* **Text to read**:
____________________
Return to Team members

Homepage – Alix LHERITIER

Alix LHERITIER

Inria Sophia Antipolis – Méditerranée
2004, route des Lucioles – BP93
06902 Sophia Antipolis

E-mail: Alix.Lheritier@inria.fr
Telephone: +33.4.92.38.79.73

Thesis

Subject: Nonparametric methods for learning and detecting multivariate statistical dissimilarity.

Abstract

In this thesis, we study problems related to learning and detecting multivariate statistical dissimilarity, which are of paramount importance for many statistical learning methods nowadays used in an increasingly number of fields.  This thesis makes three contributions related to these problems.

The first contribution introduces a notion of multivariate nonparametric \emph{effect size} shedding light on the nature of the dissimilarity detected between two datasets. Our two step method first decomposes a dissimilarity measure (Jensen-Shannon divergence) aiming at localizing the dissimilarity in the data embedding space, and then proceeds by aggregating points of high discrepancy and in spatial proximity into clusters.
____________________
* **Extracted records**:
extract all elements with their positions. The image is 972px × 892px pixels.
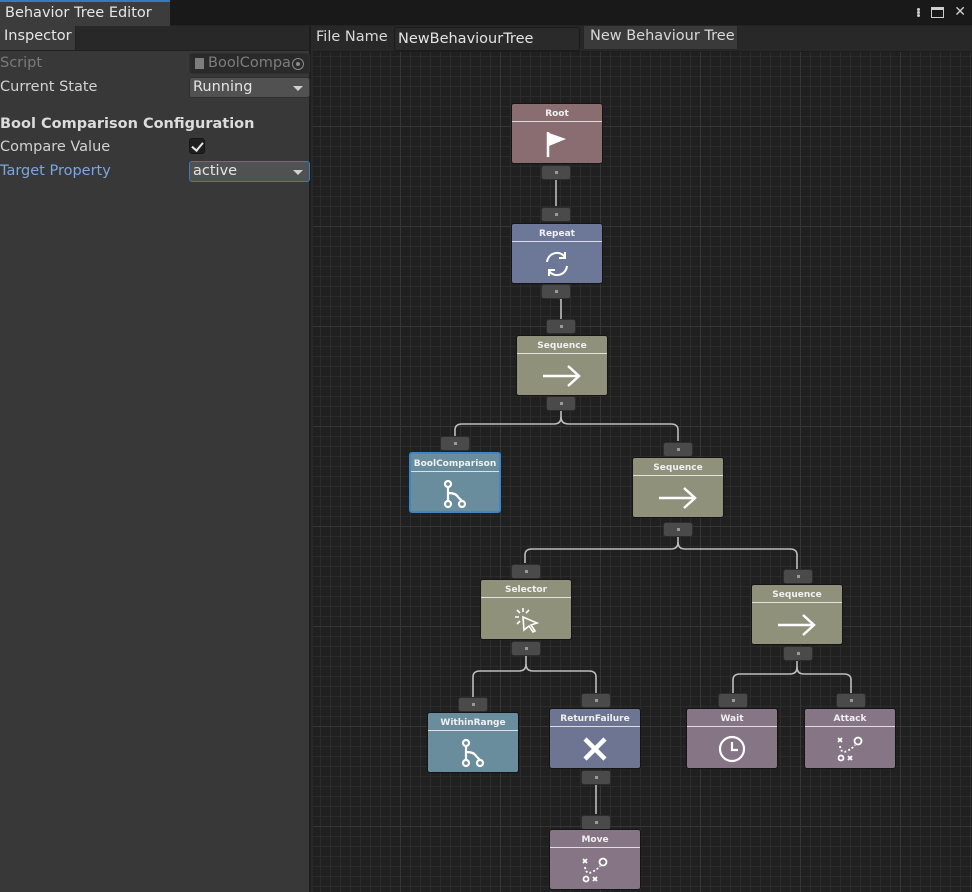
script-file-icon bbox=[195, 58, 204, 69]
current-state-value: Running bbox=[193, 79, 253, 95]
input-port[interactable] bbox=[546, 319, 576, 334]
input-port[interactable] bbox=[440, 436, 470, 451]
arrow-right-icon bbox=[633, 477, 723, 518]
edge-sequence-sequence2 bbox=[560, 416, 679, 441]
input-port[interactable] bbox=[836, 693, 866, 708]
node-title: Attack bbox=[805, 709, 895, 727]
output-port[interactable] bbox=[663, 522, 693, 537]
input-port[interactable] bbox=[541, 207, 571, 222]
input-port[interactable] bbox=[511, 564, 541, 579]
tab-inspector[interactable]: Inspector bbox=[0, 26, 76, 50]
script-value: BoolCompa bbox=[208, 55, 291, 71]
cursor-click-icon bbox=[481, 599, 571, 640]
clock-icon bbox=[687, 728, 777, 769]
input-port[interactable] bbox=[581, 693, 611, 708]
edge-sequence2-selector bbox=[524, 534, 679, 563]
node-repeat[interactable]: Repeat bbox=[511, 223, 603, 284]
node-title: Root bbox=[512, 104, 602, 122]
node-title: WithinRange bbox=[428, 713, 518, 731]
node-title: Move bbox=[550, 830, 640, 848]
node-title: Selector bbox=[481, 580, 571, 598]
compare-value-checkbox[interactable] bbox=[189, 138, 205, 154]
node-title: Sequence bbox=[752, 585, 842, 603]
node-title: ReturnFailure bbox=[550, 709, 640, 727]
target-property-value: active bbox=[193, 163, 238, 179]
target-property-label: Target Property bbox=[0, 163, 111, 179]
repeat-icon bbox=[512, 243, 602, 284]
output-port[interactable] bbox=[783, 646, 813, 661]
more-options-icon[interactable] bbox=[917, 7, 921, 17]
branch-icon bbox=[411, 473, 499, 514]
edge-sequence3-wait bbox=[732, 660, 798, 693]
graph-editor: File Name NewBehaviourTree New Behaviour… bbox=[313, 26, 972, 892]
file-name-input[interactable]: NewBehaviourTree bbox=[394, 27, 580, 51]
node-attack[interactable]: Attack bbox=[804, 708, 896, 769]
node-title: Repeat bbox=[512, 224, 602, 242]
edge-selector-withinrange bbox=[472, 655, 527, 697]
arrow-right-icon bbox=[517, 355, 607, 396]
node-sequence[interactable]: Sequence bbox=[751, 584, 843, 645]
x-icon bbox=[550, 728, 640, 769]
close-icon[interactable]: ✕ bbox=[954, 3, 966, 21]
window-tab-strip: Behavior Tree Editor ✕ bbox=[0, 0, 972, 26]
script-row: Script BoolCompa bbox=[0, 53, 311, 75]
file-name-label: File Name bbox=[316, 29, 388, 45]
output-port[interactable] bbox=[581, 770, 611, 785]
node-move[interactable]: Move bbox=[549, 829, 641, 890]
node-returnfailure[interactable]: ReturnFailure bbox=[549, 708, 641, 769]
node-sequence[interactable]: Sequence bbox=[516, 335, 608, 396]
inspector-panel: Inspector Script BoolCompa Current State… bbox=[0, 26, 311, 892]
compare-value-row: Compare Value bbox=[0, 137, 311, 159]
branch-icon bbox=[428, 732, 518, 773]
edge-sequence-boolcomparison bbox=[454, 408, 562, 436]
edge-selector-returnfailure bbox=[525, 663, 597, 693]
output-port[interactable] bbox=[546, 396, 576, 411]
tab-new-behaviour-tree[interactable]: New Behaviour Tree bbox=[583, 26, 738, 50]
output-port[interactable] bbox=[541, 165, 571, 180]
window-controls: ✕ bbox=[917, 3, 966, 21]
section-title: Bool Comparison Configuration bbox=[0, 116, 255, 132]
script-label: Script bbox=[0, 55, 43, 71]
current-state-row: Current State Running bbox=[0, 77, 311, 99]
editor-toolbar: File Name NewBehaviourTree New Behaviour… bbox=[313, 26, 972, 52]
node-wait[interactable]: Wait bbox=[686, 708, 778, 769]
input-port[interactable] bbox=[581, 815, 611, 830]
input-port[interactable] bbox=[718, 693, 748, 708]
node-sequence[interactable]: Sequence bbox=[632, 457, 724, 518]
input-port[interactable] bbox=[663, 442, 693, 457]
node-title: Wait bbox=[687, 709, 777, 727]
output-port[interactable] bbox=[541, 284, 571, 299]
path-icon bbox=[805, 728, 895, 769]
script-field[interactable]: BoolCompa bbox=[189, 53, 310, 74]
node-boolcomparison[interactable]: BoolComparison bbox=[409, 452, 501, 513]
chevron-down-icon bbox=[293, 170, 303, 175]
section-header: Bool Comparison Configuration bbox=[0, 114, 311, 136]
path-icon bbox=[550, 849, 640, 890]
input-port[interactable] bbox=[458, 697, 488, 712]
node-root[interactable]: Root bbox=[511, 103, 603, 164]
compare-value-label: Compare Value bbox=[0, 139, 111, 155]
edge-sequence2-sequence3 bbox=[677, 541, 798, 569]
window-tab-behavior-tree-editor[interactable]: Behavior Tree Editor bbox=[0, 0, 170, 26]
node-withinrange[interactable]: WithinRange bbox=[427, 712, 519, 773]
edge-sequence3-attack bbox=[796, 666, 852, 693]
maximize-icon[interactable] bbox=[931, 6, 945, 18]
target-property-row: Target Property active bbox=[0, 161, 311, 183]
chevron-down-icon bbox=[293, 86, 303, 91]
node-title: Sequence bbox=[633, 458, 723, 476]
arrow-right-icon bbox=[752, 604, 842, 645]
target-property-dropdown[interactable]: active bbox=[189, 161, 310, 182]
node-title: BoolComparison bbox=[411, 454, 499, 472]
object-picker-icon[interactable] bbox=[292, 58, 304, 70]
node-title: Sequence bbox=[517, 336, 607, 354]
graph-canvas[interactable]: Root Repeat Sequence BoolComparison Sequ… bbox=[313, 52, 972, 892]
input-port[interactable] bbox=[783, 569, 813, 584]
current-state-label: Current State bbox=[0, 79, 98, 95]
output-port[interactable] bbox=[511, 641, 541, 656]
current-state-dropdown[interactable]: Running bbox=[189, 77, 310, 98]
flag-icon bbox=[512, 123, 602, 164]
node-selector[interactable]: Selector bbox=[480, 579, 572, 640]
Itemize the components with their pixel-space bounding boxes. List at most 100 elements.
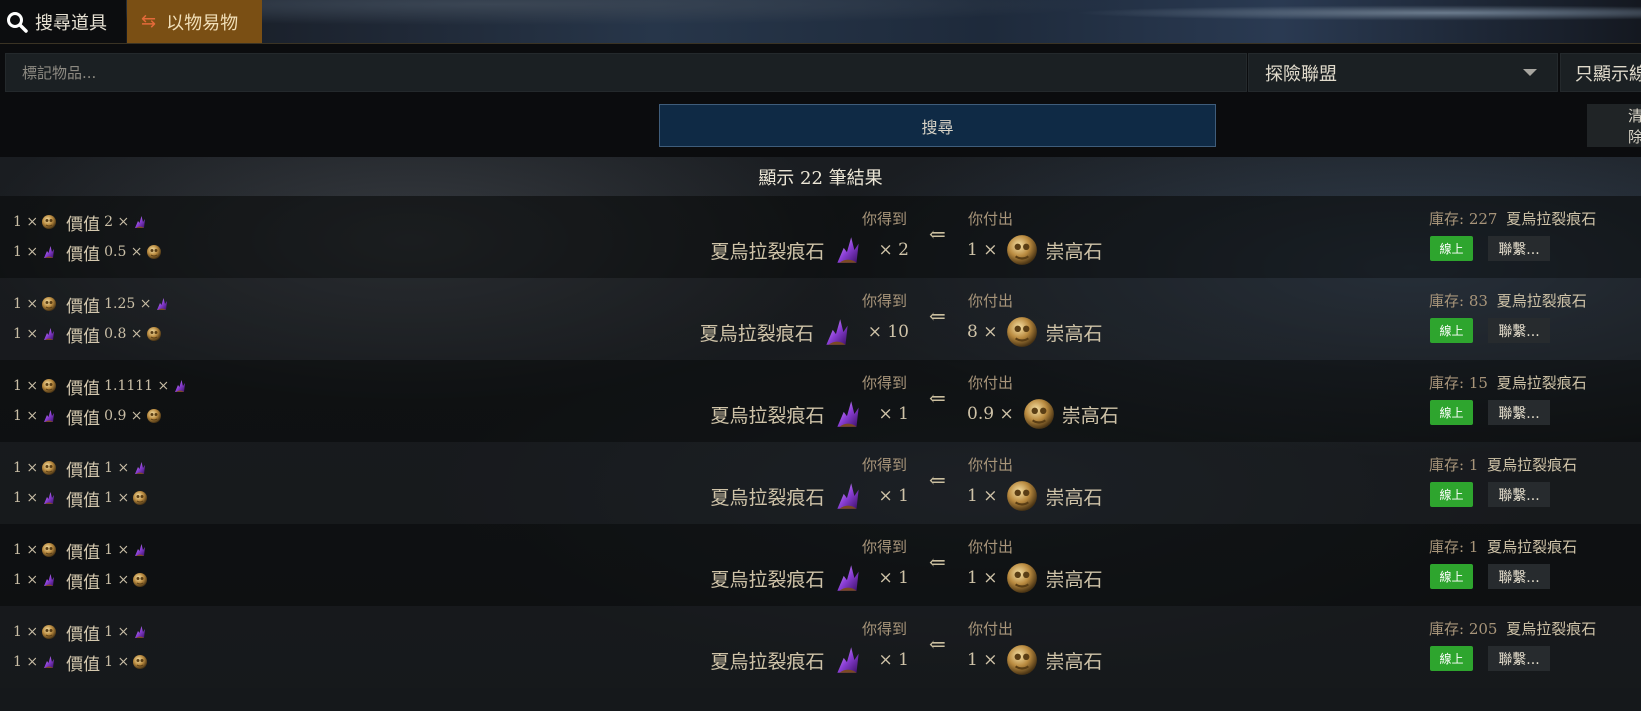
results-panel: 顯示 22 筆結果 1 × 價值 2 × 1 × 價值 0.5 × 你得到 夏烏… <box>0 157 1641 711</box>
____________________
* **Written instruction 1**:
Rewrite the thesis page starting at "Subject: Nonparametric methods for" and ending at "to these problems.", with "dissimilarity" replaced by "difference".
* **Written instruction 2**:
According to the thesis page, which dissimilarity measure does the two-step method of the first contribution decompose?
* **Written instruction 3**:
Continue the thesis page from the point where it stops.

* **Exercise response 1**:
Subject: Nonparametric methods for learning and detecting multivariate statistical difference.

Abstract

In this thesis, we study problems related to learning and detecting multivariate statistical difference, which are of paramount importance for many statistical learning methods nowadays used in an increasingly number of fields.  This thesis makes three contributions related to these problems.

* **Exercise response 2**:
The Jensen-Shannon divergence.

* **Exercise response 3**:
The second contribution presents the first sequential nonparametric two-sample test. That is, instead of being given two sets of observations of fixed size, observations can be treated one at a time and, when strongly enough evidence has been found, the test can be stopped, yielding a more flexible procedure while keeping guaranteed type I error control. Additionally, under certain conditions, when the number of observations tends to infinity, the test has a vanishing probability of type II error.

The third contribution presents a semi-supervised sequential nonparametric two-sample test, this time based on random spatial partitioning.  The test also exhibits a vanishing type II error, under certain conditions on the partitions.  This test automatically detects multi-scale differences.  Processing a new observation has logarithmic time complexity w.r.t. the unlabeled training dataset size, and negligible memory footprint, which makes it suitable for streaming data.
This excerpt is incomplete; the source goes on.